● **Short task**:
Skip the pictures and quote all of the lines exactly.

● **Material supplied**:
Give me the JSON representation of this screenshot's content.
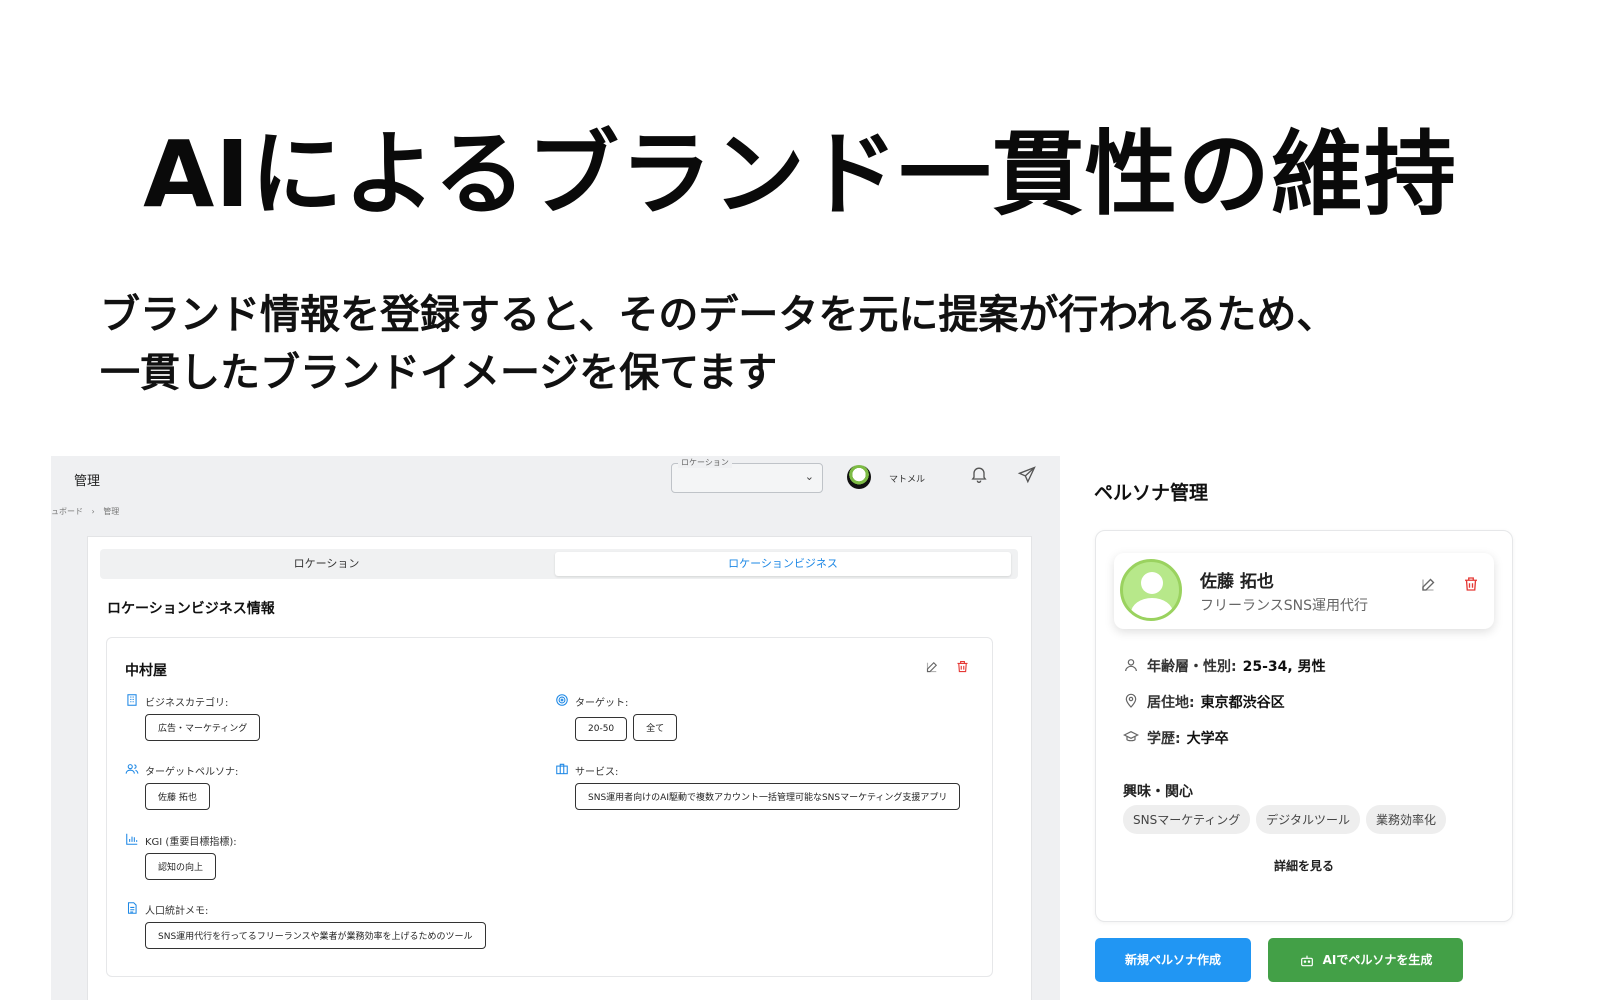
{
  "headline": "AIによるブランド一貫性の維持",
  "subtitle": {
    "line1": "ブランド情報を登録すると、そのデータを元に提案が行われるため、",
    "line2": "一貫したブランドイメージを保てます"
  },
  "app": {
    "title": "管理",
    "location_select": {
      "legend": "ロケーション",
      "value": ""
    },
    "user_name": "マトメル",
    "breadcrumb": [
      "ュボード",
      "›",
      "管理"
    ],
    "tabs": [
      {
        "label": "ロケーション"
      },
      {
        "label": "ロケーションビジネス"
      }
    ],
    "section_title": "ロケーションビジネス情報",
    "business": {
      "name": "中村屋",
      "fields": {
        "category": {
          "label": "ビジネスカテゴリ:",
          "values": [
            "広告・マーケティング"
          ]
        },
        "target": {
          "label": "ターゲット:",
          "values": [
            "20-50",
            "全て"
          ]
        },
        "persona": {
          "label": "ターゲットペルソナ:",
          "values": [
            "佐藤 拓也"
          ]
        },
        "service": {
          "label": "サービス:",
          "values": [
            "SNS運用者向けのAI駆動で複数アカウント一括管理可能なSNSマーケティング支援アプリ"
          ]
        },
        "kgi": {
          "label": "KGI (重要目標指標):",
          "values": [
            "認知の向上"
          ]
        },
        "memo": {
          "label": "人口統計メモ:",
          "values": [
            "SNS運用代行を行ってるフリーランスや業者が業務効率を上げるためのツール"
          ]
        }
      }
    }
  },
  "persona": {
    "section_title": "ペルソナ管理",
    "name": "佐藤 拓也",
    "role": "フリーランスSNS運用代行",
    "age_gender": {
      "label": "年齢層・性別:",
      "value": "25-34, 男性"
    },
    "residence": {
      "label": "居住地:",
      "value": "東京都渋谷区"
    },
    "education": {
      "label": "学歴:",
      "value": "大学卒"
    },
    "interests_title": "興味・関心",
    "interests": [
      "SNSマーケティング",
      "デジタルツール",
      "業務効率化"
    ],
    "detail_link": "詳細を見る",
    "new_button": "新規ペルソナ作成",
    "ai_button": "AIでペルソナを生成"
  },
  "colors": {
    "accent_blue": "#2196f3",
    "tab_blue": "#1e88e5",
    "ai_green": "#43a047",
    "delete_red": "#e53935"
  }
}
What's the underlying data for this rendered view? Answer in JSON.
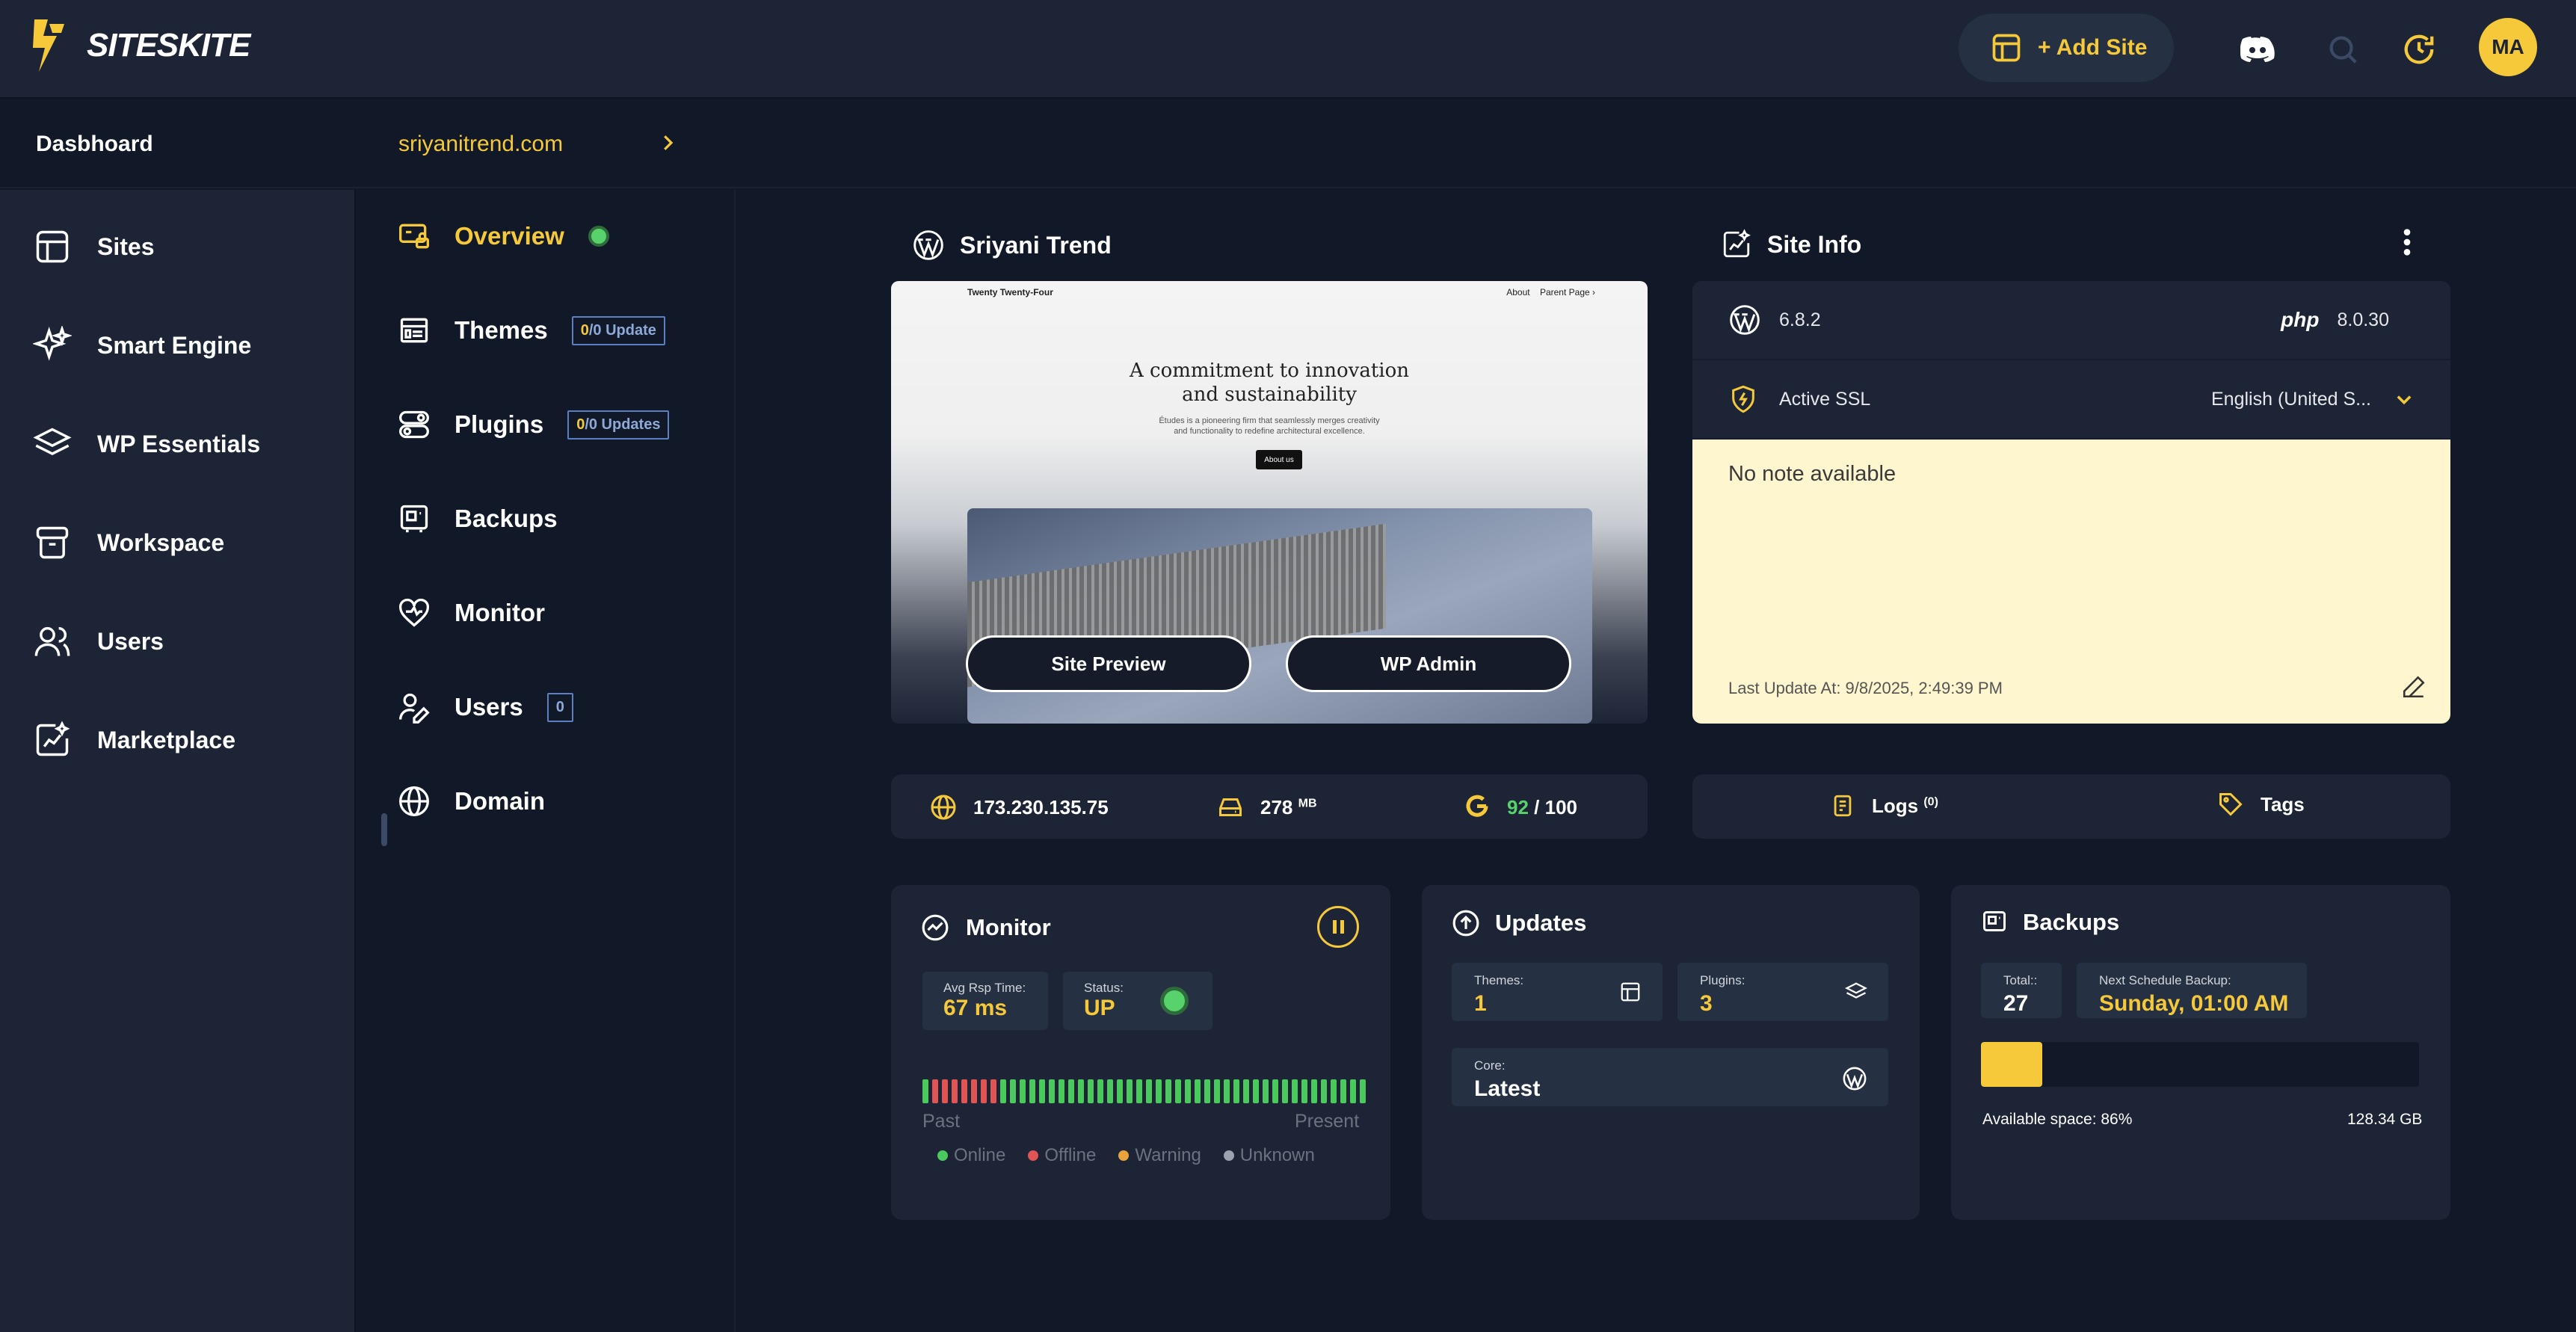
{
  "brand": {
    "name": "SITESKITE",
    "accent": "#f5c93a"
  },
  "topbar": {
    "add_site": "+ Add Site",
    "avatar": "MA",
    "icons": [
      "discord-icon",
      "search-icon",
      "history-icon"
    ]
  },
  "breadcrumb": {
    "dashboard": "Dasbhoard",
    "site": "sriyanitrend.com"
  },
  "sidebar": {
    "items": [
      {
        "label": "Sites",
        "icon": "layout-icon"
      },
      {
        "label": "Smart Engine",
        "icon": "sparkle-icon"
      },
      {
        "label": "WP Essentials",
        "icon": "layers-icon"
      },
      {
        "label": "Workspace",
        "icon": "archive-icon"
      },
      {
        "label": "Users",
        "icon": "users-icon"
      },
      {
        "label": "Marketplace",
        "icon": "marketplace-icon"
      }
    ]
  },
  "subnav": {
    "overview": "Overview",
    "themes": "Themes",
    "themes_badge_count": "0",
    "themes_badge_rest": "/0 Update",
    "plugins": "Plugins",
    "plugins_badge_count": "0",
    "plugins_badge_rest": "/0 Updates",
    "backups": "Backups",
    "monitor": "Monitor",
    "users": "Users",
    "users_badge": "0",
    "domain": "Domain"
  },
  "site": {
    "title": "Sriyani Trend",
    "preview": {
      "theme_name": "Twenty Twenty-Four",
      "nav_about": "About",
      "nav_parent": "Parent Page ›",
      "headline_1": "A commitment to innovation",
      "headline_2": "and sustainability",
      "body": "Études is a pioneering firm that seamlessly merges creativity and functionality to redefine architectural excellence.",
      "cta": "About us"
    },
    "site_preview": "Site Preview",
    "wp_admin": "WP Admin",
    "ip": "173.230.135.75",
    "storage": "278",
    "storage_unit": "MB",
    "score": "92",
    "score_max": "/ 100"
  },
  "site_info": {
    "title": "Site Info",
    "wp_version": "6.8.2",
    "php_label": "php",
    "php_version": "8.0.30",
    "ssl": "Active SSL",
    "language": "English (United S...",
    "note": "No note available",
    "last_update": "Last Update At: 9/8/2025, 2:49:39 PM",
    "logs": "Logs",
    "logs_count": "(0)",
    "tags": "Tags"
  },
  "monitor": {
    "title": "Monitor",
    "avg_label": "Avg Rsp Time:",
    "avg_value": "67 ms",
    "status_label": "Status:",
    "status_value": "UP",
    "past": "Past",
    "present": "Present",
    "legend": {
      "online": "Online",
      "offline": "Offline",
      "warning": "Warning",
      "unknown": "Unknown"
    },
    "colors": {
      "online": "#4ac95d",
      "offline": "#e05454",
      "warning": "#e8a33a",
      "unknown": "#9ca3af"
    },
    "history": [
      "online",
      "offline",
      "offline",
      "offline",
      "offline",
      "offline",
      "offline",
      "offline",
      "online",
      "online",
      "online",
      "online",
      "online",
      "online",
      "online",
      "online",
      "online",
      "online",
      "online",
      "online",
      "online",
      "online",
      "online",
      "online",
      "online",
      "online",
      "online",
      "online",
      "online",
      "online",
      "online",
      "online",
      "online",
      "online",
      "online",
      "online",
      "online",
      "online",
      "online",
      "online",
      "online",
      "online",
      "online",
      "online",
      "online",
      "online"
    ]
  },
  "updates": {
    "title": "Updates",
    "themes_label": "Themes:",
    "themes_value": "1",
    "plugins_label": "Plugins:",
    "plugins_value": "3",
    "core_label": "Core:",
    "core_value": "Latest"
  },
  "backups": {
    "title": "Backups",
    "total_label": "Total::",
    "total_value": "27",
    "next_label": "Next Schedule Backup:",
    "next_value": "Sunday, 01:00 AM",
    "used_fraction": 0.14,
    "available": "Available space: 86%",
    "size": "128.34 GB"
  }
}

● **Response**:
Give me the JSON representation of this screenshot's content.
{
  "headline": "AIによるブランド一貫性の維持",
  "subtitle": {
    "line1": "ブランド情報を登録すると、そのデータを元に提案が行われるため、",
    "line2": "一貫したブランドイメージを保てます"
  },
  "app": {
    "title": "管理",
    "location_select": {
      "legend": "ロケーション",
      "value": ""
    },
    "user_name": "マトメル",
    "breadcrumb": [
      "ュボード",
      "›",
      "管理"
    ],
    "tabs": [
      {
        "label": "ロケーション"
      },
      {
        "label": "ロケーションビジネス"
      }
    ],
    "section_title": "ロケーションビジネス情報",
    "business": {
      "name": "中村屋",
      "fields": {
        "category": {
          "label": "ビジネスカテゴリ:",
          "values": [
            "広告・マーケティング"
          ]
        },
        "target": {
          "label": "ターゲット:",
          "values": [
            "20-50",
            "全て"
          ]
        },
        "persona": {
          "label": "ターゲットペルソナ:",
          "values": [
            "佐藤 拓也"
          ]
        },
        "service": {
          "label": "サービス:",
          "values": [
            "SNS運用者向けのAI駆動で複数アカウント一括管理可能なSNSマーケティング支援アプリ"
          ]
        },
        "kgi": {
          "label": "KGI (重要目標指標):",
          "values": [
            "認知の向上"
          ]
        },
        "memo": {
          "label": "人口統計メモ:",
          "values": [
            "SNS運用代行を行ってるフリーランスや業者が業務効率を上げるためのツール"
          ]
        }
      }
    }
  },
  "persona": {
    "section_title": "ペルソナ管理",
    "name": "佐藤 拓也",
    "role": "フリーランスSNS運用代行",
    "age_gender": {
      "label": "年齢層・性別:",
      "value": "25-34, 男性"
    },
    "residence": {
      "label": "居住地:",
      "value": "東京都渋谷区"
    },
    "education": {
      "label": "学歴:",
      "value": "大学卒"
    },
    "interests_title": "興味・関心",
    "interests": [
      "SNSマーケティング",
      "デジタルツール",
      "業務効率化"
    ],
    "detail_link": "詳細を見る",
    "new_button": "新規ペルソナ作成",
    "ai_button": "AIでペルソナを生成"
  },
  "colors": {
    "accent_blue": "#2196f3",
    "tab_blue": "#1e88e5",
    "ai_green": "#43a047",
    "delete_red": "#e53935"
  }
}
What's the underlying data for this rendered view? Answer in JSON.
{
  "brand": {
    "name": "SITESKITE",
    "accent": "#f5c93a"
  },
  "topbar": {
    "add_site": "+ Add Site",
    "avatar": "MA",
    "icons": [
      "discord-icon",
      "search-icon",
      "history-icon"
    ]
  },
  "breadcrumb": {
    "dashboard": "Dasbhoard",
    "site": "sriyanitrend.com"
  },
  "sidebar": {
    "items": [
      {
        "label": "Sites",
        "icon": "layout-icon"
      },
      {
        "label": "Smart Engine",
        "icon": "sparkle-icon"
      },
      {
        "label": "WP Essentials",
        "icon": "layers-icon"
      },
      {
        "label": "Workspace",
        "icon": "archive-icon"
      },
      {
        "label": "Users",
        "icon": "users-icon"
      },
      {
        "label": "Marketplace",
        "icon": "marketplace-icon"
      }
    ]
  },
  "subnav": {
    "overview": "Overview",
    "themes": "Themes",
    "themes_badge_count": "0",
    "themes_badge_rest": "/0 Update",
    "plugins": "Plugins",
    "plugins_badge_count": "0",
    "plugins_badge_rest": "/0 Updates",
    "backups": "Backups",
    "monitor": "Monitor",
    "users": "Users",
    "users_badge": "0",
    "domain": "Domain"
  },
  "site": {
    "title": "Sriyani Trend",
    "preview": {
      "theme_name": "Twenty Twenty-Four",
      "nav_about": "About",
      "nav_parent": "Parent Page ›",
      "headline_1": "A commitment to innovation",
      "headline_2": "and sustainability",
      "body": "Études is a pioneering firm that seamlessly merges creativity and functionality to redefine architectural excellence.",
      "cta": "About us"
    },
    "site_preview": "Site Preview",
    "wp_admin": "WP Admin",
    "ip": "173.230.135.75",
    "storage": "278",
    "storage_unit": "MB",
    "score": "92",
    "score_max": "/ 100"
  },
  "site_info": {
    "title": "Site Info",
    "wp_version": "6.8.2",
    "php_label": "php",
    "php_version": "8.0.30",
    "ssl": "Active SSL",
    "language": "English (United S...",
    "note": "No note available",
    "last_update": "Last Update At: 9/8/2025, 2:49:39 PM",
    "logs": "Logs",
    "logs_count": "(0)",
    "tags": "Tags"
  },
  "monitor": {
    "title": "Monitor",
    "avg_label": "Avg Rsp Time:",
    "avg_value": "67 ms",
    "status_label": "Status:",
    "status_value": "UP",
    "past": "Past",
    "present": "Present",
    "legend": {
      "online": "Online",
      "offline": "Offline",
      "warning": "Warning",
      "unknown": "Unknown"
    },
    "colors": {
      "online": "#4ac95d",
      "offline": "#e05454",
      "warning": "#e8a33a",
      "unknown": "#9ca3af"
    },
    "history": [
      "online",
      "offline",
      "offline",
      "offline",
      "offline",
      "offline",
      "offline",
      "offline",
      "online",
      "online",
      "online",
      "online",
      "online",
      "online",
      "online",
      "online",
      "online",
      "online",
      "online",
      "online",
      "online",
      "online",
      "online",
      "online",
      "online",
      "online",
      "online",
      "online",
      "online",
      "online",
      "online",
      "online",
      "online",
      "online",
      "online",
      "online",
      "online",
      "online",
      "online",
      "online",
      "online",
      "online",
      "online",
      "online",
      "online",
      "online"
    ]
  },
  "updates": {
    "title": "Updates",
    "themes_label": "Themes:",
    "themes_value": "1",
    "plugins_label": "Plugins:",
    "plugins_value": "3",
    "core_label": "Core:",
    "core_value": "Latest"
  },
  "backups": {
    "title": "Backups",
    "total_label": "Total::",
    "total_value": "27",
    "next_label": "Next Schedule Backup:",
    "next_value": "Sunday, 01:00 AM",
    "used_fraction": 0.14,
    "available": "Available space: 86%",
    "size": "128.34 GB"
  }
}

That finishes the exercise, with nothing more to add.